>> Start RECORDS FOR THIS EXERCISE

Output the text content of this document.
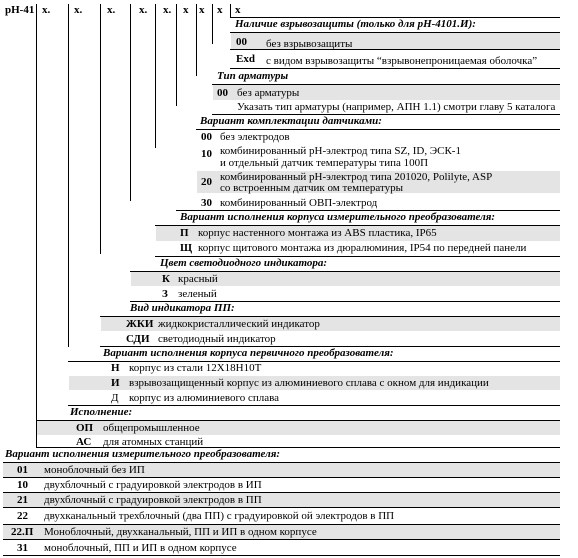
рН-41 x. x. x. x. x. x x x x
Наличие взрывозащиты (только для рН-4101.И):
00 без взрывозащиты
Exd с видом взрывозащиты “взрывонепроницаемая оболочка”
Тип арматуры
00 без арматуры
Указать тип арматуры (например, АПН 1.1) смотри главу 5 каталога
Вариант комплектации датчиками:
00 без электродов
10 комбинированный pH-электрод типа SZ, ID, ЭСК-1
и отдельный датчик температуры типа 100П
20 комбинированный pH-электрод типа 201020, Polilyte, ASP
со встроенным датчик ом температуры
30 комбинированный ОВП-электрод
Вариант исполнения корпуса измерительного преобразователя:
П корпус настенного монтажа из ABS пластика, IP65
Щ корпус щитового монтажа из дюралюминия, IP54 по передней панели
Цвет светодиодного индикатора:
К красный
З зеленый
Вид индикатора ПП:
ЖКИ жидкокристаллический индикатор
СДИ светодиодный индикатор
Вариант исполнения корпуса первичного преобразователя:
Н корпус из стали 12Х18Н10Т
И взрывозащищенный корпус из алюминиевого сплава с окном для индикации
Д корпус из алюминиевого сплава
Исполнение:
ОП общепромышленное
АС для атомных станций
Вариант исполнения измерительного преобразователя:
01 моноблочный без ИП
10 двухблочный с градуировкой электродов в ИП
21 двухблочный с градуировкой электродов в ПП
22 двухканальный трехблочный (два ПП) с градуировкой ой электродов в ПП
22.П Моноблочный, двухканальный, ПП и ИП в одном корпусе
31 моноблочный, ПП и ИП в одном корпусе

>> End RECORDS FOR THIS EXERCISE
>> Start RECORDS FOR THIS EXERCISE

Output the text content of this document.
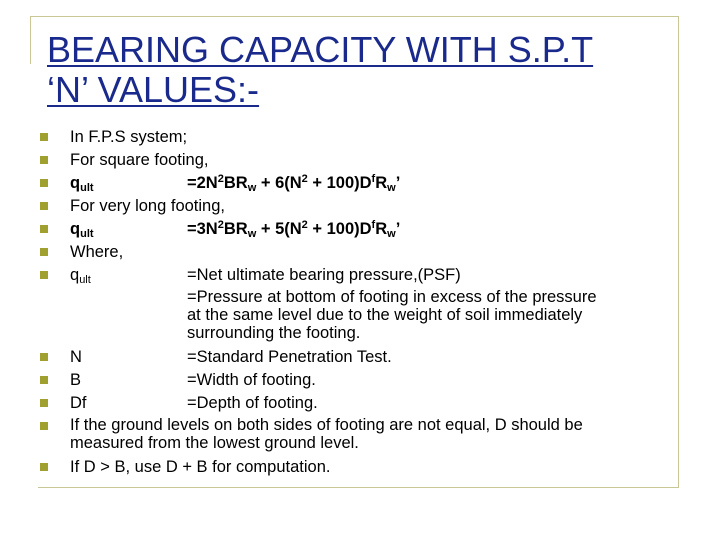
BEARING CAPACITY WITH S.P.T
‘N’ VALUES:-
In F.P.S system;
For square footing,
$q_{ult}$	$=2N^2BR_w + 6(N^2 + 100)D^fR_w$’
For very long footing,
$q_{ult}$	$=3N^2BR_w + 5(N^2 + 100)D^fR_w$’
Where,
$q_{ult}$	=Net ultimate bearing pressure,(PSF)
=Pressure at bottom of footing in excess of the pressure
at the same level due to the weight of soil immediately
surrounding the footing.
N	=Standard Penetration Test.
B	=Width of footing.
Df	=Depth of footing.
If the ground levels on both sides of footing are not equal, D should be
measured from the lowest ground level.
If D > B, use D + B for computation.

>> End RECORDS FOR THIS EXERCISE

(AIM) Filter the records above for "монтажа" and copy every matching line.

(EXERCISE SOLUTION)
П корпус настенного монтажа из ABS пластика, IP65
Щ корпус щитового монтажа из дюралюминия, IP54 по передней панели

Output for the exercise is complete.